= Stored rows =
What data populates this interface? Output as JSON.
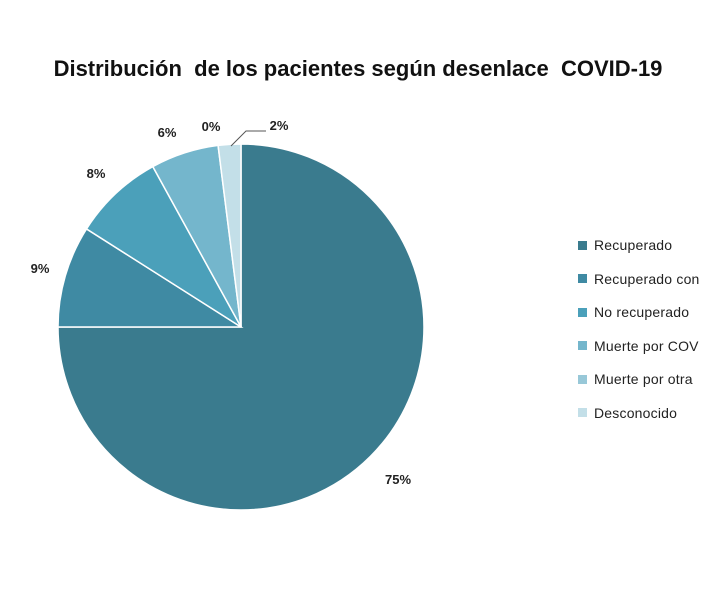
{
  "chart_data": {
    "type": "pie",
    "title": "Distribución  de los pacientes según desenlace  COVID-19",
    "slices": [
      {
        "name": "Recuperado",
        "value": 75,
        "label": "75%",
        "color": "#3a7b8e"
      },
      {
        "name": "Recuperado con",
        "value": 9,
        "label": "9%",
        "color": "#3f8aa3"
      },
      {
        "name": "No recuperado",
        "value": 8,
        "label": "8%",
        "color": "#4ba0ba"
      },
      {
        "name": "Muerte por COV",
        "value": 6,
        "label": "6%",
        "color": "#74b6cc"
      },
      {
        "name": "Muerte por otra",
        "value": 0,
        "label": "0%",
        "color": "#98c8d8"
      },
      {
        "name": "Desconocido",
        "value": 2,
        "label": "2%",
        "color": "#c3dfe8"
      }
    ],
    "legend_position": "right"
  }
}
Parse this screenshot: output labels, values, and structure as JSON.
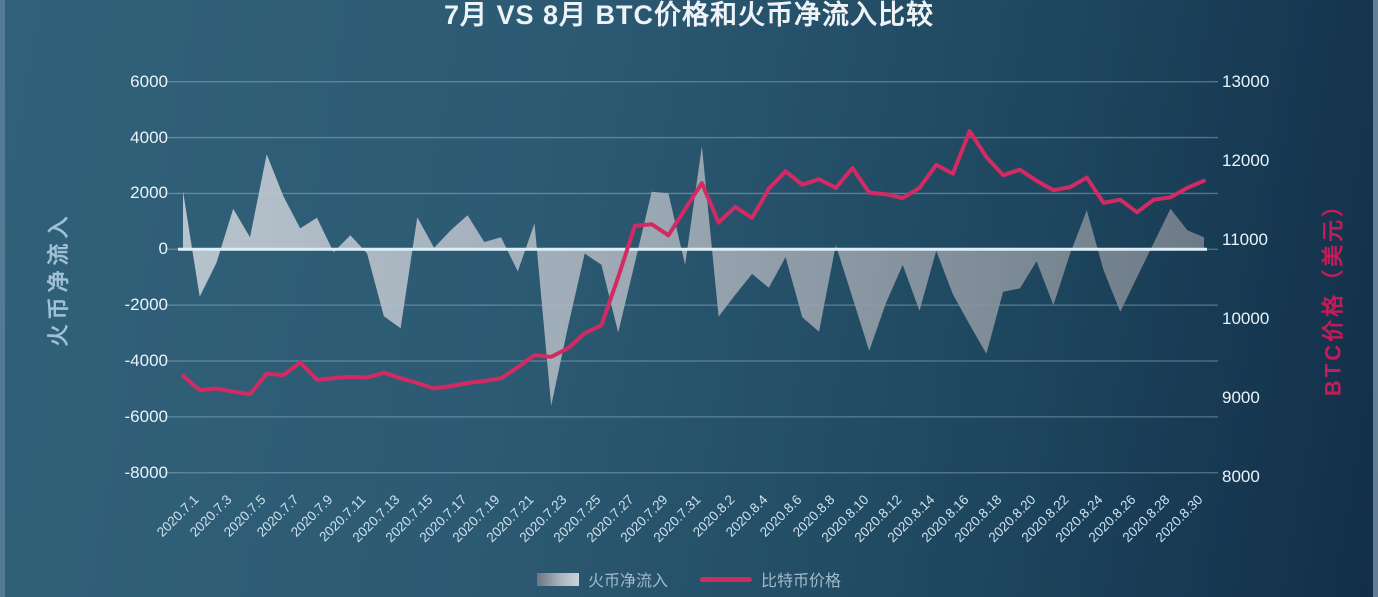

= The problem =
Retype all the records shown above, character for character. Omit every picture.

= Full output =
What data populates this interface? Output as JSON.
{
  "chart_data": {
    "type": "pie",
    "title": "Distribución  de los pacientes según desenlace  COVID-19",
    "slices": [
      {
        "name": "Recuperado",
        "value": 75,
        "label": "75%",
        "color": "#3a7b8e"
      },
      {
        "name": "Recuperado con",
        "value": 9,
        "label": "9%",
        "color": "#3f8aa3"
      },
      {
        "name": "No recuperado",
        "value": 8,
        "label": "8%",
        "color": "#4ba0ba"
      },
      {
        "name": "Muerte por COV",
        "value": 6,
        "label": "6%",
        "color": "#74b6cc"
      },
      {
        "name": "Muerte por otra",
        "value": 0,
        "label": "0%",
        "color": "#98c8d8"
      },
      {
        "name": "Desconocido",
        "value": 2,
        "label": "2%",
        "color": "#c3dfe8"
      }
    ],
    "legend_position": "right"
  }
}
Parse this screenshot: output labels, values, and structure as JSON.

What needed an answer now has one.